**Extracts from a graphics dataset**
────────

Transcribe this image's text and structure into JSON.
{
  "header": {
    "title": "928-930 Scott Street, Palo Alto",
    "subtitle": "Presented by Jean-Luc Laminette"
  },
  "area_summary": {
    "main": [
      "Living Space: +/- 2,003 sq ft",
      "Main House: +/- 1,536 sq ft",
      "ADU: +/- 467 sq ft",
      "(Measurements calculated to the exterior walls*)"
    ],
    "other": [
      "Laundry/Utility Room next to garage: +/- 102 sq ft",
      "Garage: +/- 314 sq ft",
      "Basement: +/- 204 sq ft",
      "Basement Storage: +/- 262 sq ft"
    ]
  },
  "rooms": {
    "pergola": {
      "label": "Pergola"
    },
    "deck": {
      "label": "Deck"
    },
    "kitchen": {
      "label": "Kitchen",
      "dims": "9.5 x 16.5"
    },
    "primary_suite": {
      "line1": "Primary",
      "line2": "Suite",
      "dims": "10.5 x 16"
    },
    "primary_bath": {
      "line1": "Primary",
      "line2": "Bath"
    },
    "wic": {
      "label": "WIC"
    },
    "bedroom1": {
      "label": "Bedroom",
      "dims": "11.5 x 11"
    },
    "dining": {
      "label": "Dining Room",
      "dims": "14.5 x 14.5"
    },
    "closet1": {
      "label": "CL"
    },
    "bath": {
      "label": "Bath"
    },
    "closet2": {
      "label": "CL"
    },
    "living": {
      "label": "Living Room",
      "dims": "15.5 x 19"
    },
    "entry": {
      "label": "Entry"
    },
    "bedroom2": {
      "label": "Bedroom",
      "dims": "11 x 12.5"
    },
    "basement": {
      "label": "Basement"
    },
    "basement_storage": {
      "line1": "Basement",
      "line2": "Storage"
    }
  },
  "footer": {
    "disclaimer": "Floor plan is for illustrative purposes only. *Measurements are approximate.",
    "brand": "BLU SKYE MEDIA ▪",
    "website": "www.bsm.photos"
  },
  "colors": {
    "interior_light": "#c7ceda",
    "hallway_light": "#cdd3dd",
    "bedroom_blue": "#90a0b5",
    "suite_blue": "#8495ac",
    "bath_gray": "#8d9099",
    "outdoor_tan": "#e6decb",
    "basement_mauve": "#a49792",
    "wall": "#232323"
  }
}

────────

Repeat back the data above, exact to the last character.

Transcribe this image's text and structure into JSON.
{
  "header": {
    "title": "928-930 Scott Street, Palo Alto",
    "subtitle": "Presented by Jean-Luc Laminette"
  },
  "area_summary": {
    "main": [
      "Living Space: +/- 2,003 sq ft",
      "Main House: +/- 1,536 sq ft",
      "ADU: +/- 467 sq ft",
      "(Measurements calculated to the exterior walls*)"
    ],
    "other": [
      "Laundry/Utility Room next to garage: +/- 102 sq ft",
      "Garage: +/- 314 sq ft",
      "Basement: +/- 204 sq ft",
      "Basement Storage: +/- 262 sq ft"
    ]
  },
  "rooms": {
    "pergola": {
      "label": "Pergola"
    },
    "deck": {
      "label": "Deck"
    },
    "kitchen": {
      "label": "Kitchen",
      "dims": "9.5 x 16.5"
    },
    "primary_suite": {
      "line1": "Primary",
      "line2": "Suite",
      "dims": "10.5 x 16"
    },
    "primary_bath": {
      "line1": "Primary",
      "line2": "Bath"
    },
    "wic": {
      "label": "WIC"
    },
    "bedroom1": {
      "label": "Bedroom",
      "dims": "11.5 x 11"
    },
    "dining": {
      "label": "Dining Room",
      "dims": "14.5 x 14.5"
    },
    "closet1": {
      "label": "CL"
    },
    "bath": {
      "label": "Bath"
    },
    "closet2": {
      "label": "CL"
    },
    "living": {
      "label": "Living Room",
      "dims": "15.5 x 19"
    },
    "entry": {
      "label": "Entry"
    },
    "bedroom2": {
      "label": "Bedroom",
      "dims": "11 x 12.5"
    },
    "basement": {
      "label": "Basement"
    },
    "basement_storage": {
      "line1": "Basement",
      "line2": "Storage"
    }
  },
  "footer": {
    "disclaimer": "Floor plan is for illustrative purposes only. *Measurements are approximate.",
    "brand": "BLU SKYE MEDIA ▪",
    "website": "www.bsm.photos"
  },
  "colors": {
    "interior_light": "#c7ceda",
    "hallway_light": "#cdd3dd",
    "bedroom_blue": "#90a0b5",
    "suite_blue": "#8495ac",
    "bath_gray": "#8d9099",
    "outdoor_tan": "#e6decb",
    "basement_mauve": "#a49792",
    "wall": "#232323"
  }
}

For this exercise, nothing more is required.